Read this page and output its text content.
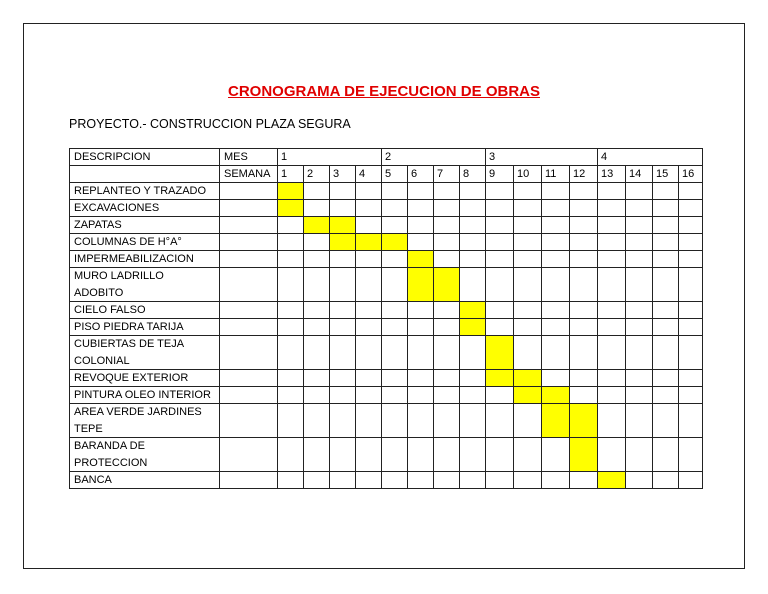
CRONOGRAMA DE EJECUCION DE OBRAS
PROYECTO.- CONSTRUCCION PLAZA SEGURA
DESCRIPCION	MES	1				2				3				4			
	SEMANA	1	2	3	4	5	6	7	8	9	10	11	12	13	14	15	16

REPLANTEO Y TRAZADO																	

EXCAVACIONES																	

ZAPATAS																	

COLUMNAS DE H°A°																	

IMPERMEABILIZACION																	

MURO LADRILLO
ADOBITO																	

CIELO FALSO																	

PISO PIEDRA TARIJA																	

CUBIERTAS DE TEJA
COLONIAL																	

REVOQUE EXTERIOR																	

PINTURA OLEO INTERIOR																	

AREA VERDE JARDINES
TEPE																	

BARANDA DE
PROTECCION																	

BANCA																	
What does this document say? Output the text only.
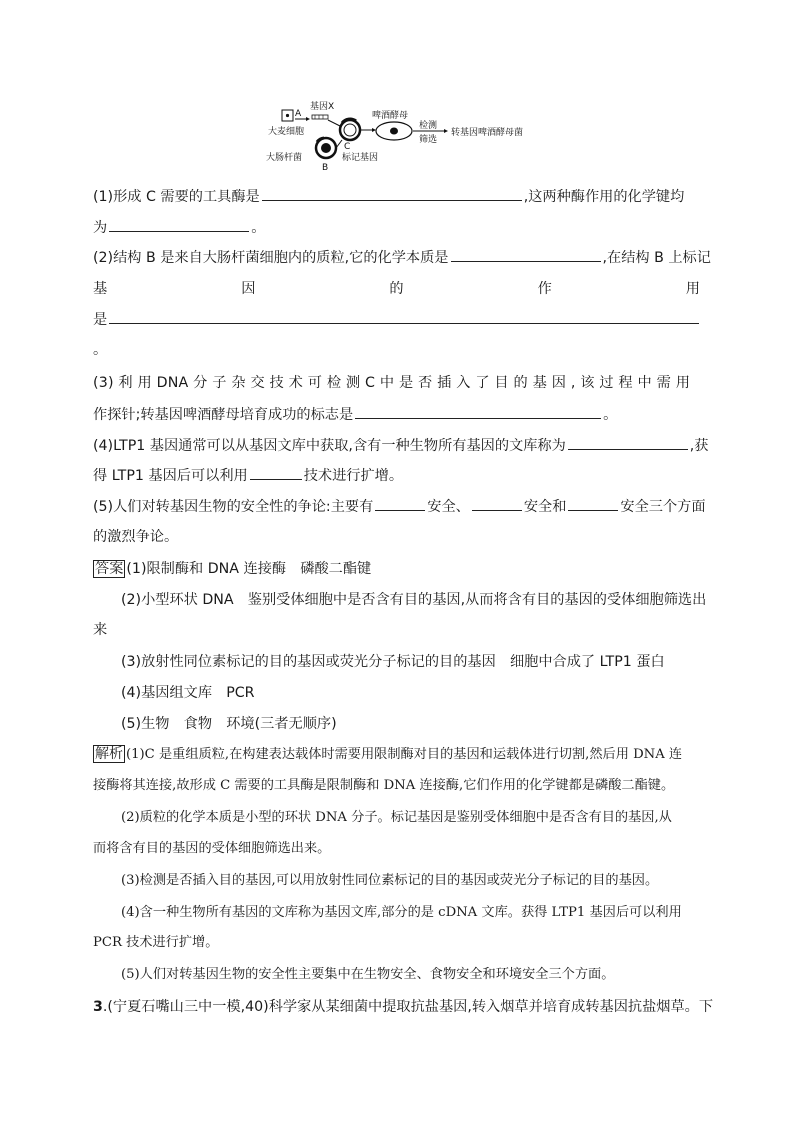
A
基因X
大麦细胞
C
大肠杆菌
B
标记基因
啤酒酵母
检测
筛选
转基因啤酒酵母菌
(1)形成 C 需要的工具酶是	,这两种酶作用的化学键均
为	。
(2)结构 B 是来自大肠杆菌细胞内的质粒,它的化学本质是	,在结构 B 上标记
基	因	的	作	用
是
。
(3) 利 用 DNA 分 子 杂 交 技 术 可 检 测 C 中 是 否 插 入 了 目 的 基 因 , 该 过 程 中 需 用
作探针;转基因啤酒酵母培育成功的标志是	。
(4)LTP1 基因通常可以从基因文库中获取,含有一种生物所有基因的文库称为	,获
得 LTP1 基因后可以利用	技术进行扩增。
(5)人们对转基因生物的安全性的争论:主要有	安全、	安全和	安全三个方面
的激烈争论。
答案 (1)限制酶和 DNA 连接酶　磷酸二酯键
(2)小型环状 DNA　鉴别受体细胞中是否含有目的基因,从而将含有目的基因的受体细胞筛选出
来
(3)放射性同位素标记的目的基因或荧光分子标记的目的基因　细胞中合成了 LTP1 蛋白
(4)基因组文库　PCR
(5)生物　食物　环境(三者无顺序)
解析 (1)C 是重组质粒,在构建表达载体时需要用限制酶对目的基因和运载体进行切割,然后用 DNA 连
接酶将其连接,故形成 C 需要的工具酶是限制酶和 DNA 连接酶,它们作用的化学键都是磷酸二酯键。
(2)质粒的化学本质是小型的环状 DNA 分子。标记基因是鉴别受体细胞中是否含有目的基因,从
而将含有目的基因的受体细胞筛选出来。
(3)检测是否插入目的基因,可以用放射性同位素标记的目的基因或荧光分子标记的目的基因。
(4)含一种生物所有基因的文库称为基因文库,部分的是 cDNA 文库。获得 LTP1 基因后可以利用
PCR 技术进行扩增。
(5)人们对转基因生物的安全性主要集中在生物安全、食物安全和环境安全三个方面。
3.(宁夏石嘴山三中一模,40)科学家从某细菌中提取抗盐基因,转入烟草并培育成转基因抗盐烟草。下
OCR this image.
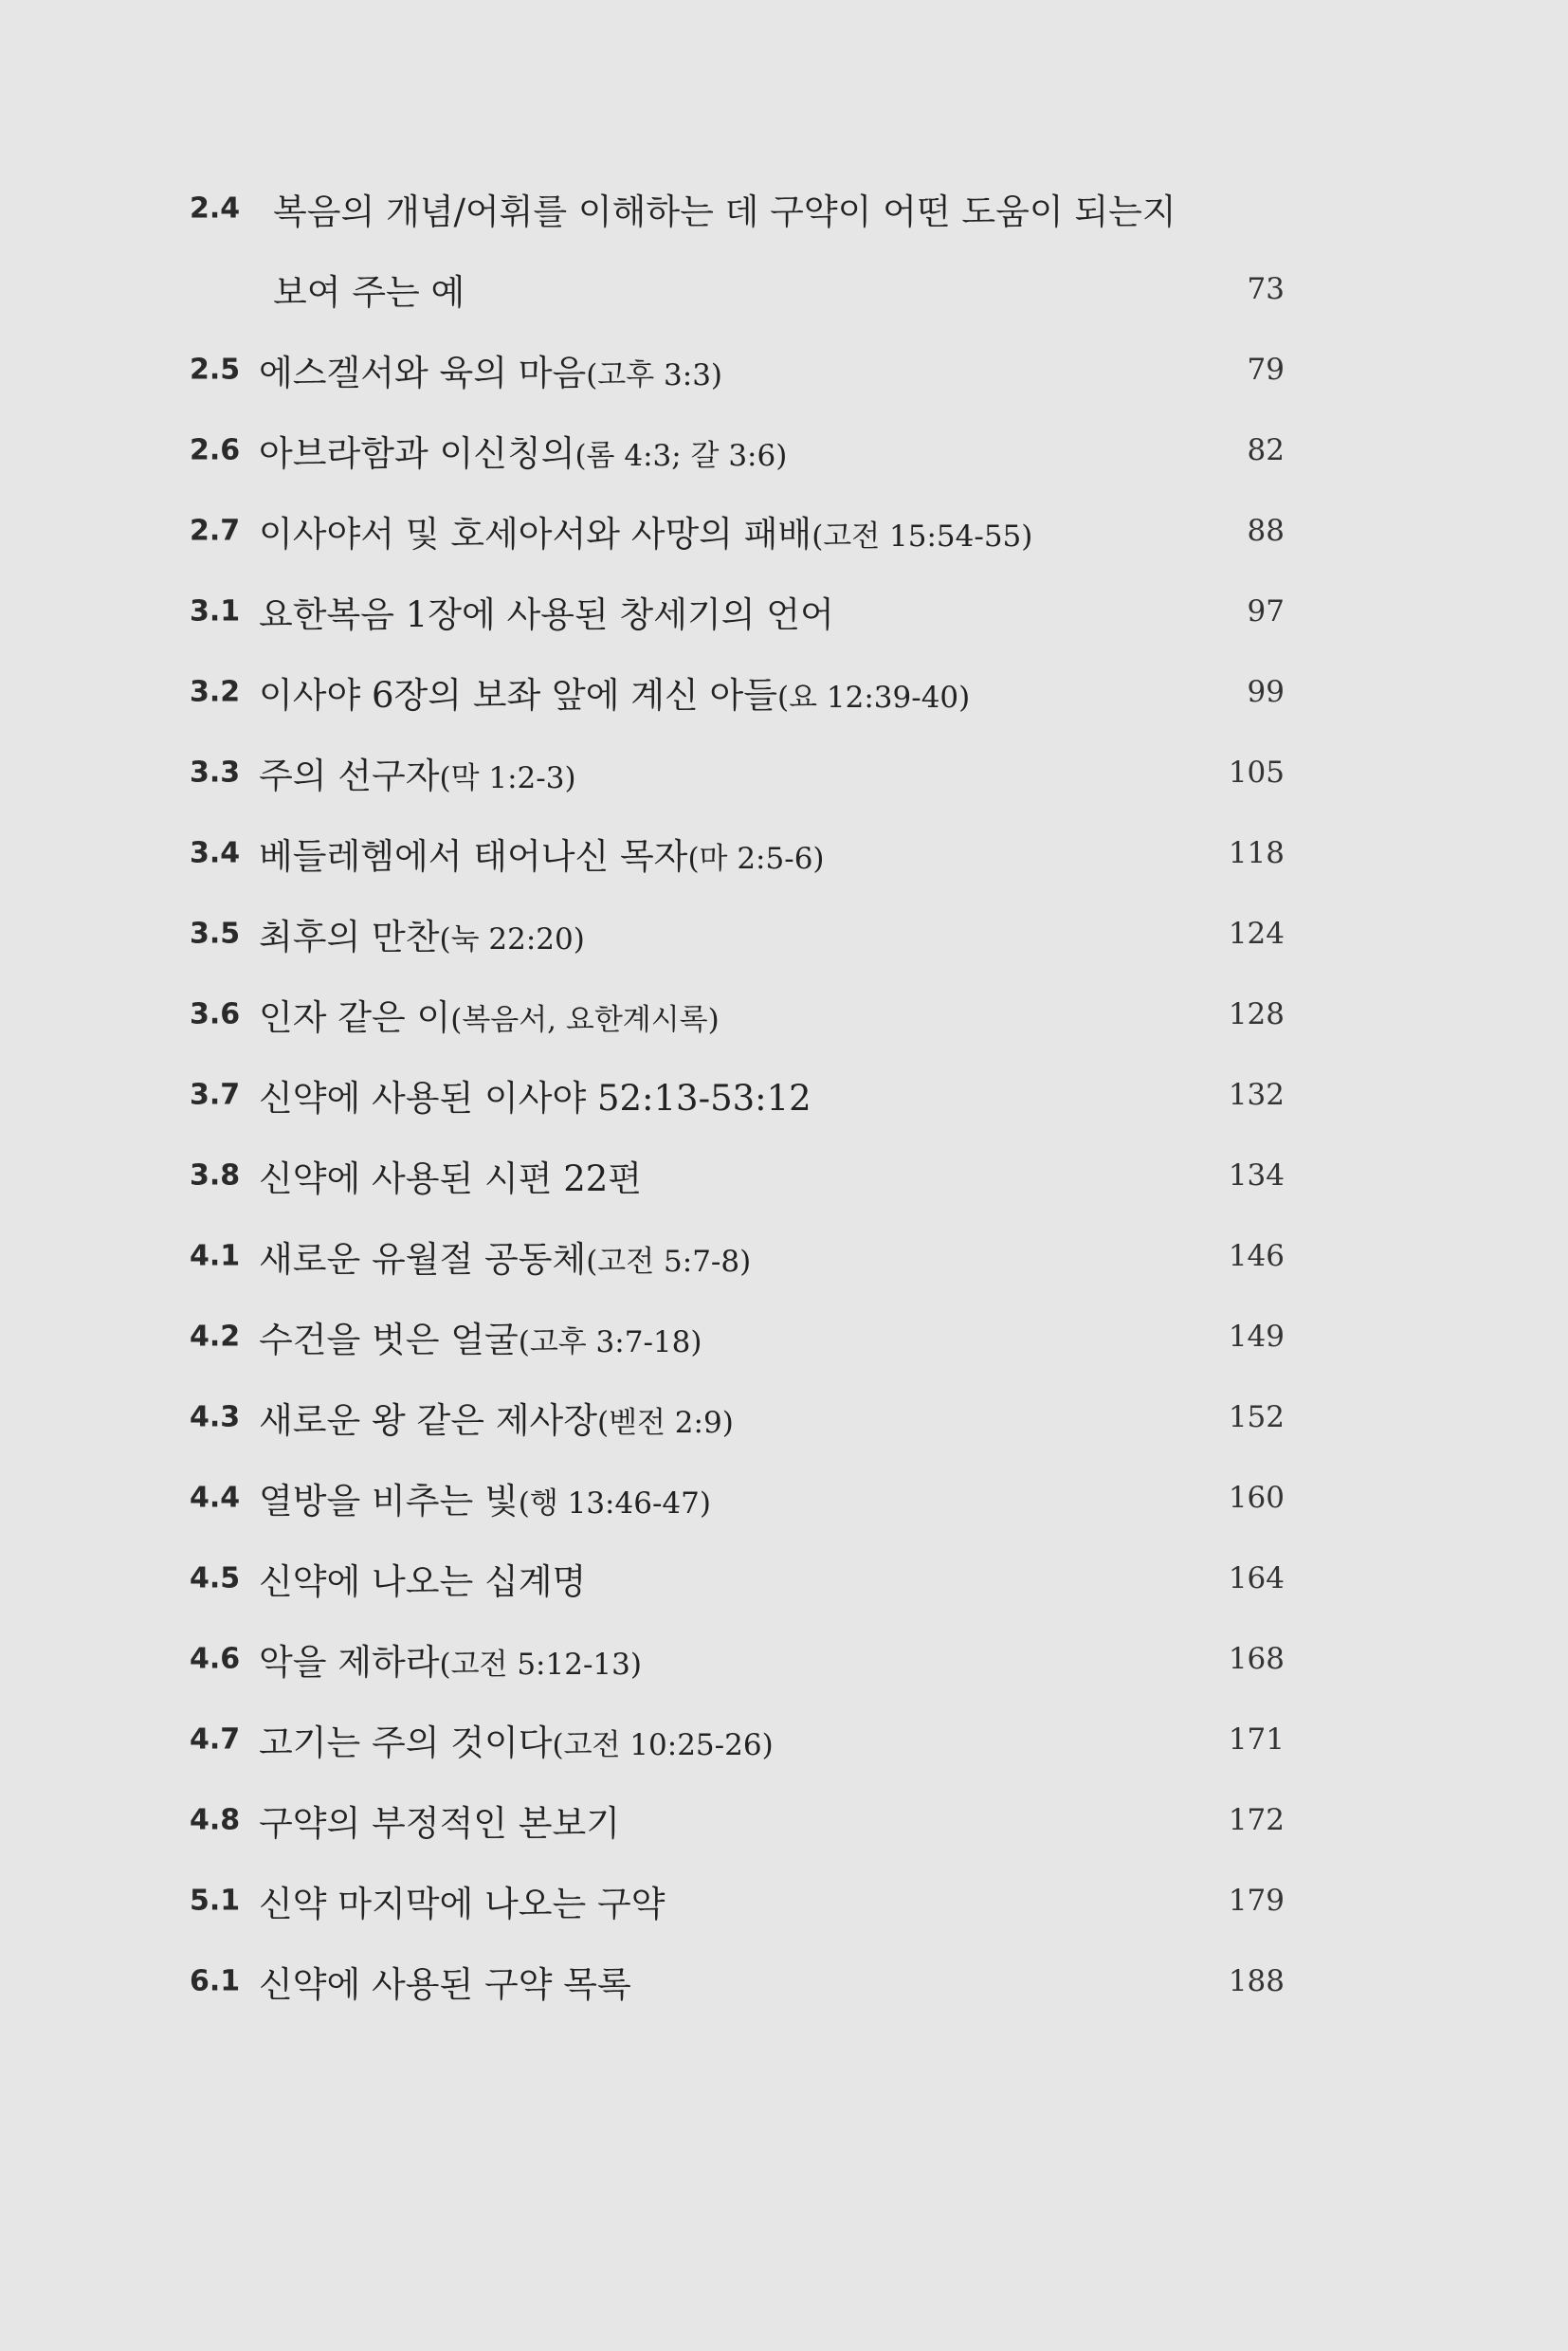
2.4 복음의 개념/어휘를 이해하는 데 구약이 어떤 도움이 되는지
보여 주는 예	73
2.5 에스겔서와 육의 마음(고후 3:3)	79
2.6 아브라함과 이신칭의(롬 4:3; 갈 3:6)	82
2.7 이사야서 및 호세아서와 사망의 패배(고전 15:54-55)	88
3.1 요한복음 1장에 사용된 창세기의 언어	97
3.2 이사야 6장의 보좌 앞에 계신 아들(요 12:39-40)	99
3.3 주의 선구자(막 1:2-3)	105
3.4 베들레헴에서 태어나신 목자(마 2:5-6)	118
3.5 최후의 만찬(눅 22:20)	124
3.6 인자 같은 이(복음서, 요한계시록)	128
3.7 신약에 사용된 이사야 52:13-53:12	132
3.8 신약에 사용된 시편 22편	134
4.1 새로운 유월절 공동체(고전 5:7-8)	146
4.2 수건을 벗은 얼굴(고후 3:7-18)	149
4.3 새로운 왕 같은 제사장(벧전 2:9)	152
4.4 열방을 비추는 빛(행 13:46-47)	160
4.5 신약에 나오는 십계명	164
4.6 악을 제하라(고전 5:12-13)	168
4.7 고기는 주의 것이다(고전 10:25-26)	171
4.8 구약의 부정적인 본보기	172
5.1 신약 마지막에 나오는 구약	179
6.1 신약에 사용된 구약 목록	188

▸ **Problem description**
Return the listing above unchanged, apart from dropping its pictures.

▸ **Exercise answer**
Read this page and output its text content.
CRONOGRAMA DE EJECUCION DE OBRAS
PROYECTO.- CONSTRUCCION PLAZA SEGURA
DESCRIPCION	MES	1				2				3				4			
	SEMANA	1	2	3	4	5	6	7	8	9	10	11	12	13	14	15	16

REPLANTEO Y TRAZADO																	

EXCAVACIONES																	

ZAPATAS																	

COLUMNAS DE H°A°																	

IMPERMEABILIZACION																	

MURO LADRILLO
ADOBITO																	

CIELO FALSO																	

PISO PIEDRA TARIJA																	

CUBIERTAS DE TEJA
COLONIAL																	

REVOQUE EXTERIOR																	

PINTURA OLEO INTERIOR																	

AREA VERDE JARDINES
TEPE																	

BARANDA DE
PROTECCION																	

BANCA																	
What does this document say? Output the text only.
A
基因X
大麦细胞
C
大肠杆菌
B
标记基因
啤酒酵母
检测
筛选
转基因啤酒酵母菌
(1)形成 C 需要的工具酶是	,这两种酶作用的化学键均
为	。
(2)结构 B 是来自大肠杆菌细胞内的质粒,它的化学本质是	,在结构 B 上标记
基	因	的	作	用
是
。
(3) 利 用 DNA 分 子 杂 交 技 术 可 检 测 C 中 是 否 插 入 了 目 的 基 因 , 该 过 程 中 需 用
作探针;转基因啤酒酵母培育成功的标志是	。
(4)LTP1 基因通常可以从基因文库中获取,含有一种生物所有基因的文库称为	,获
得 LTP1 基因后可以利用	技术进行扩增。
(5)人们对转基因生物的安全性的争论:主要有	安全、	安全和	安全三个方面
的激烈争论。
答案 (1)限制酶和 DNA 连接酶　磷酸二酯键
(2)小型环状 DNA　鉴别受体细胞中是否含有目的基因,从而将含有目的基因的受体细胞筛选出
来
(3)放射性同位素标记的目的基因或荧光分子标记的目的基因　细胞中合成了 LTP1 蛋白
(4)基因组文库　PCR
(5)生物　食物　环境(三者无顺序)
解析 (1)C 是重组质粒,在构建表达载体时需要用限制酶对目的基因和运载体进行切割,然后用 DNA 连
接酶将其连接,故形成 C 需要的工具酶是限制酶和 DNA 连接酶,它们作用的化学键都是磷酸二酯键。
(2)质粒的化学本质是小型的环状 DNA 分子。标记基因是鉴别受体细胞中是否含有目的基因,从
而将含有目的基因的受体细胞筛选出来。
(3)检测是否插入目的基因,可以用放射性同位素标记的目的基因或荧光分子标记的目的基因。
(4)含一种生物所有基因的文库称为基因文库,部分的是 cDNA 文库。获得 LTP1 基因后可以利用
PCR 技术进行扩增。
(5)人们对转基因生物的安全性主要集中在生物安全、食物安全和环境安全三个方面。
3.(宁夏石嘴山三中一模,40)科学家从某细菌中提取抗盐基因,转入烟草并培育成转基因抗盐烟草。下
OCR this image.
2.4 복음의 개념/어휘를 이해하는 데 구약이 어떤 도움이 되는지
보여 주는 예	73
2.5 에스겔서와 육의 마음(고후 3:3)	79
2.6 아브라함과 이신칭의(롬 4:3; 갈 3:6)	82
2.7 이사야서 및 호세아서와 사망의 패배(고전 15:54-55)	88
3.1 요한복음 1장에 사용된 창세기의 언어	97
3.2 이사야 6장의 보좌 앞에 계신 아들(요 12:39-40)	99
3.3 주의 선구자(막 1:2-3)	105
3.4 베들레헴에서 태어나신 목자(마 2:5-6)	118
3.5 최후의 만찬(눅 22:20)	124
3.6 인자 같은 이(복음서, 요한계시록)	128
3.7 신약에 사용된 이사야 52:13-53:12	132
3.8 신약에 사용된 시편 22편	134
4.1 새로운 유월절 공동체(고전 5:7-8)	146
4.2 수건을 벗은 얼굴(고후 3:7-18)	149
4.3 새로운 왕 같은 제사장(벧전 2:9)	152
4.4 열방을 비추는 빛(행 13:46-47)	160
4.5 신약에 나오는 십계명	164
4.6 악을 제하라(고전 5:12-13)	168
4.7 고기는 주의 것이다(고전 10:25-26)	171
4.8 구약의 부정적인 본보기	172
5.1 신약 마지막에 나오는 구약	179
6.1 신약에 사용된 구약 목록	188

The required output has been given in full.